[Stated problem] Here are some records; copy every line that holds the word "الملابس".

[Material]
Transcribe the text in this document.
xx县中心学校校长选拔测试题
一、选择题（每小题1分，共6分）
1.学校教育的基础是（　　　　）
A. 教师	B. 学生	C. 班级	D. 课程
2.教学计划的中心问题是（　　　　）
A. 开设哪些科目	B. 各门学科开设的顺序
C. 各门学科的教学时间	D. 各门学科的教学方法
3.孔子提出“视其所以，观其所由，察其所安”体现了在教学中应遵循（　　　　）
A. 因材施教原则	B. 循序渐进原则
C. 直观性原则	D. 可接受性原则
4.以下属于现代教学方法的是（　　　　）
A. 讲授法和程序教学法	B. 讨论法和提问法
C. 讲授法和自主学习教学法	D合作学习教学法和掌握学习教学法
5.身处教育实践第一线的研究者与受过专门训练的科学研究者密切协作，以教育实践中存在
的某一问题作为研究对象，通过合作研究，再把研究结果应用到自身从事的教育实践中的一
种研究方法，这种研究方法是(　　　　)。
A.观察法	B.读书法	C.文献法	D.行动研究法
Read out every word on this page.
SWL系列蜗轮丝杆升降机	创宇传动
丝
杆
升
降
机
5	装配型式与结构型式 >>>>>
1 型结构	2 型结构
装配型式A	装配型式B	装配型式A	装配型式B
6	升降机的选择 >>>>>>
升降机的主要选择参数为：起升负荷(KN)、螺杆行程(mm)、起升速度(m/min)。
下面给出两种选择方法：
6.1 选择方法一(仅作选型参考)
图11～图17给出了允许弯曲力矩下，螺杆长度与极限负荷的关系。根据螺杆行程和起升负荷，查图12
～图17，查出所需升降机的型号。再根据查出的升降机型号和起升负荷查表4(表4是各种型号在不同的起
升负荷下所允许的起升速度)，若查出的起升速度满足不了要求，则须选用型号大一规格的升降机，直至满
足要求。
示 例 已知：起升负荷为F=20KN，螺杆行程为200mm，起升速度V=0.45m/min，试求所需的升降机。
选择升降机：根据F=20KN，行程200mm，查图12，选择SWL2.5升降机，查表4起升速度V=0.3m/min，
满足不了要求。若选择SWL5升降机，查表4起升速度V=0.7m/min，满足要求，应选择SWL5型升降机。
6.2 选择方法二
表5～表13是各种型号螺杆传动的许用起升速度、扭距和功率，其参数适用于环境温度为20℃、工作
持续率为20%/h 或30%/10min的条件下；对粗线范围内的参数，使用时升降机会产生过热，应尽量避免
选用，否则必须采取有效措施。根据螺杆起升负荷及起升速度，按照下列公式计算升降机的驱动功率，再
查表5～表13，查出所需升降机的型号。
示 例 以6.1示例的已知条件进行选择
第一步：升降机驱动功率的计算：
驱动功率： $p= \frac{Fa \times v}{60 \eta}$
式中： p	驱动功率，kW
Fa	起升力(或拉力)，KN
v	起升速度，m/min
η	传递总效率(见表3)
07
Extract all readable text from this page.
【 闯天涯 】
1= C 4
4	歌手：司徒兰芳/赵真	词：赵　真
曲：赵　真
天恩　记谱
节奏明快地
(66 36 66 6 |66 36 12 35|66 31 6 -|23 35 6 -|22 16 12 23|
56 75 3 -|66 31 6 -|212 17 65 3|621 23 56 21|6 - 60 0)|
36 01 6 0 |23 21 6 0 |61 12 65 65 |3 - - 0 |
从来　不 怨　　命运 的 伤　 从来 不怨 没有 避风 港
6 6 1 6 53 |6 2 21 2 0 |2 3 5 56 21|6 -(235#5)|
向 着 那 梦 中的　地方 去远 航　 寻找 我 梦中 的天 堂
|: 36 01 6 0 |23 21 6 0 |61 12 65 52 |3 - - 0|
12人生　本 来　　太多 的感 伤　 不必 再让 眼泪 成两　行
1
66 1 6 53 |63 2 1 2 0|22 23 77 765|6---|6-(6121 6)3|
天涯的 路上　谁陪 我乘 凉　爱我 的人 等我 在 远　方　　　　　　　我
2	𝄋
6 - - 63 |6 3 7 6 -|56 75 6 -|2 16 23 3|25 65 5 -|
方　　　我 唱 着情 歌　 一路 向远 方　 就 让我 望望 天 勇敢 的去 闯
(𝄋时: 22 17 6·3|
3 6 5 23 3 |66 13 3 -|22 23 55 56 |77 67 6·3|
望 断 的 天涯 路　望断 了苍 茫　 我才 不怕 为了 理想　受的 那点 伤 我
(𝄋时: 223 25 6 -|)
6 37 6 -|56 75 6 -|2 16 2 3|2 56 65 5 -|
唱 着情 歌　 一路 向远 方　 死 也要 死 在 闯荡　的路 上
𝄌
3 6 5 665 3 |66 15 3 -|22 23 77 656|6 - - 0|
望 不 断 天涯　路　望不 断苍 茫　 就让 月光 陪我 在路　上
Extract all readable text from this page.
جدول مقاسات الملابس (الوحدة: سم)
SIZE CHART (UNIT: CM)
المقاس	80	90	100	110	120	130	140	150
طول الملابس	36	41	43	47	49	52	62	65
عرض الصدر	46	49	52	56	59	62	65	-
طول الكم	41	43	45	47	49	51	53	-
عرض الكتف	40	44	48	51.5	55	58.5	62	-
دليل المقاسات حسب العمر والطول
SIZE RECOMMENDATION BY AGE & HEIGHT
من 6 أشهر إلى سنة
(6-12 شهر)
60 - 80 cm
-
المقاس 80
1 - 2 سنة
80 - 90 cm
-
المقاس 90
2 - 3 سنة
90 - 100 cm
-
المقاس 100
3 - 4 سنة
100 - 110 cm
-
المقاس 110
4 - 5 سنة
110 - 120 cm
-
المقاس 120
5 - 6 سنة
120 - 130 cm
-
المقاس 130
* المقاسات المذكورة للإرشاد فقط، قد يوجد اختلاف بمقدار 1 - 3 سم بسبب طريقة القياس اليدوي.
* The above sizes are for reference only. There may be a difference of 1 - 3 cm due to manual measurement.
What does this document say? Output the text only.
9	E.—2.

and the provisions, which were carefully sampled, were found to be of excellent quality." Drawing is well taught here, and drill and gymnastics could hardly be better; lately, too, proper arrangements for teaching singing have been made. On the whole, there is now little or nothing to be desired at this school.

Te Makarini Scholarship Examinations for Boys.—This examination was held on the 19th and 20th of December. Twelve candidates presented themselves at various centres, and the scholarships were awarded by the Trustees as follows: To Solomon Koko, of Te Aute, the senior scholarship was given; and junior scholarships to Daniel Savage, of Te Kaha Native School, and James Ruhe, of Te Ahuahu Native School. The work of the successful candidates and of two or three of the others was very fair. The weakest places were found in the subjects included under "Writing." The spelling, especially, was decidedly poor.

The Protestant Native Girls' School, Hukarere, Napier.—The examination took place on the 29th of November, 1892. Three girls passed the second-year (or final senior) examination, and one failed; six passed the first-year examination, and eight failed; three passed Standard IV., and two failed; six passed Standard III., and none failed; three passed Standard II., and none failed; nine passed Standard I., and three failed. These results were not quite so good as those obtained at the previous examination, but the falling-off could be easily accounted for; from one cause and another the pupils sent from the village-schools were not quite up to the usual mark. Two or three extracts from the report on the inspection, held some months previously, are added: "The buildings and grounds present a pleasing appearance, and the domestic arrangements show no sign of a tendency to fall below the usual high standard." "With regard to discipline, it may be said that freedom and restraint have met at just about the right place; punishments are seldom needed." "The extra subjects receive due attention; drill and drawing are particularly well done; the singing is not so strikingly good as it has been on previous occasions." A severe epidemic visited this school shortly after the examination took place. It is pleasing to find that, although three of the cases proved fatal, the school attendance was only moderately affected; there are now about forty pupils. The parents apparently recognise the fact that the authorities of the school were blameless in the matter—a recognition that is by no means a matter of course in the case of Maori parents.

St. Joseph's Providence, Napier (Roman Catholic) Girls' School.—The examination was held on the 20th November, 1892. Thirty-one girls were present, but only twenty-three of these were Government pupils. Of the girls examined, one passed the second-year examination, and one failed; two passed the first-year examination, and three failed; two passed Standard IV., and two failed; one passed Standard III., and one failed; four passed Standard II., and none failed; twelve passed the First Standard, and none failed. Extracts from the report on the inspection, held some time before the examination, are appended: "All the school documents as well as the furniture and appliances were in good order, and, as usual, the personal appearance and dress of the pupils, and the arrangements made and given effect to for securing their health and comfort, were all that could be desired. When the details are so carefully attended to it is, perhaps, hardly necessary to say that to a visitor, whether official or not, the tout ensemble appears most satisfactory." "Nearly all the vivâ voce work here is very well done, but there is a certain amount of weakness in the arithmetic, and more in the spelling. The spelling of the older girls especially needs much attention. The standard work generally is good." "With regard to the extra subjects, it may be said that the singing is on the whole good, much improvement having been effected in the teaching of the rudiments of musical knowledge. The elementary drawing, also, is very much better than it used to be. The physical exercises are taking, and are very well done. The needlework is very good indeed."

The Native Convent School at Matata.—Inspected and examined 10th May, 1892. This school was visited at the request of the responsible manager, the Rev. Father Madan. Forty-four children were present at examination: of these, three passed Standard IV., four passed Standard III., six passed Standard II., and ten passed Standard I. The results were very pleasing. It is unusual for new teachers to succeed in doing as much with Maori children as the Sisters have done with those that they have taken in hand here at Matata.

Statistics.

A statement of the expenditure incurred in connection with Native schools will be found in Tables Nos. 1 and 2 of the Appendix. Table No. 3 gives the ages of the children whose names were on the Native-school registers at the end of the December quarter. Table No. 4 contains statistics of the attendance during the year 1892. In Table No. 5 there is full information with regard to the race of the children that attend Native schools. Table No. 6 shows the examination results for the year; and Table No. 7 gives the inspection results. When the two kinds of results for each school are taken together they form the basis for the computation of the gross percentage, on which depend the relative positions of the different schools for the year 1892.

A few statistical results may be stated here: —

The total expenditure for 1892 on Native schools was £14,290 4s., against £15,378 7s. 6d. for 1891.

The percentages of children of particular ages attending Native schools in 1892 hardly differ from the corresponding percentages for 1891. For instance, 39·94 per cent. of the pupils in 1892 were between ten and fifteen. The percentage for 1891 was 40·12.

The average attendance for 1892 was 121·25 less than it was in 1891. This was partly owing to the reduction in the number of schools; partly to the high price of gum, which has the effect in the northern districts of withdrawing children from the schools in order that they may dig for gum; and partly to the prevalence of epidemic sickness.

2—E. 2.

[Problem solution]
جدول مقاسات الملابس (الوحدة: سم)
طول الملابس	36	41	43	47	49	52	62	65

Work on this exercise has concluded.